• **STATED PROBLEM**
Without altering anything, output the material below.

◆ ◆ ◆ ◆ ◆ ◆ ◆

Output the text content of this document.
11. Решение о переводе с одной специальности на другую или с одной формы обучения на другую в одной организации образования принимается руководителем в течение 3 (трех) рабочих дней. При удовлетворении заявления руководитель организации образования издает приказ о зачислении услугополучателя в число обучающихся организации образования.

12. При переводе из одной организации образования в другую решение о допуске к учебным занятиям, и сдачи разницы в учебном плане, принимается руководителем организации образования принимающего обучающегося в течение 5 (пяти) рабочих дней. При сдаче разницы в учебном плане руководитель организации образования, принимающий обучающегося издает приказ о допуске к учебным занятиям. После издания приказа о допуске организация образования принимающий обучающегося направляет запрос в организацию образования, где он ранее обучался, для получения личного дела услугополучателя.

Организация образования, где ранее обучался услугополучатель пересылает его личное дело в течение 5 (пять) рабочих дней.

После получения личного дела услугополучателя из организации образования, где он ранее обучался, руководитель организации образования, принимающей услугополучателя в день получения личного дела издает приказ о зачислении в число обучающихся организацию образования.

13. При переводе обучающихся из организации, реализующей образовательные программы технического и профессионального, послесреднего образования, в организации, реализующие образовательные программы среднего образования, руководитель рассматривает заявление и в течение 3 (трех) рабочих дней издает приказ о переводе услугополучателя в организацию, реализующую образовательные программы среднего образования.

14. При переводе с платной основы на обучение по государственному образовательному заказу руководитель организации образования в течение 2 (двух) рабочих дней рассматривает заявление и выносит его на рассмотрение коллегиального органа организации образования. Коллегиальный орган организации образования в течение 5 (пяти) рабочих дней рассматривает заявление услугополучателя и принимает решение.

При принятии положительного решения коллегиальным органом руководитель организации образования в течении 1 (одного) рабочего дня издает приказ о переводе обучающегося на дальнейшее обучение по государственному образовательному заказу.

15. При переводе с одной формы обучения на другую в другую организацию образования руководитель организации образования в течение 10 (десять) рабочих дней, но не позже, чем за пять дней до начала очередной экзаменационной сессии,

◆ ◆ ◆ ◆ ◆ ◆ ◆

• **WORKED ANSWER**
Output the text content of this document.
11. Решение о переводе с одной специальности на другую или с одной формы обучения на другую в одной организации образования принимается руководителем в течение 3 (трех) рабочих дней. При удовлетворении заявления руководитель организации образования издает приказ о зачислении услугополучателя в число обучающихся организации образования.

12. При переводе из одной организации образования в другую решение о допуске к учебным занятиям, и сдачи разницы в учебном плане, принимается руководителем организации образования принимающего обучающегося в течение 5 (пяти) рабочих дней. При сдаче разницы в учебном плане руководитель организации образования, принимающий обучающегося издает приказ о допуске к учебным занятиям. После издания приказа о допуске организация образования принимающий обучающегося направляет запрос в организацию образования, где он ранее обучался, для получения личного дела услугополучателя.

Организация образования, где ранее обучался услугополучатель пересылает его личное дело в течение 5 (пять) рабочих дней.

После получения личного дела услугополучателя из организации образования, где он ранее обучался, руководитель организации образования, принимающей услугополучателя в день получения личного дела издает приказ о зачислении в число обучающихся организацию образования.

13. При переводе обучающихся из организации, реализующей образовательные программы технического и профессионального, послесреднего образования, в организации, реализующие образовательные программы среднего образования, руководитель рассматривает заявление и в течение 3 (трех) рабочих дней издает приказ о переводе услугополучателя в организацию, реализующую образовательные программы среднего образования.

14. При переводе с платной основы на обучение по государственному образовательному заказу руководитель организации образования в течение 2 (двух) рабочих дней рассматривает заявление и выносит его на рассмотрение коллегиального органа организации образования. Коллегиальный орган организации образования в течение 5 (пяти) рабочих дней рассматривает заявление услугополучателя и принимает решение.

При принятии положительного решения коллегиальным органом руководитель организации образования в течении 1 (одного) рабочего дня издает приказ о переводе обучающегося на дальнейшее обучение по государственному образовательному заказу.

15. При переводе с одной формы обучения на другую в другую организацию образования руководитель организации образования в течение 10 (десять) рабочих дней, но не позже, чем за пять дней до начала очередной экзаменационной сессии,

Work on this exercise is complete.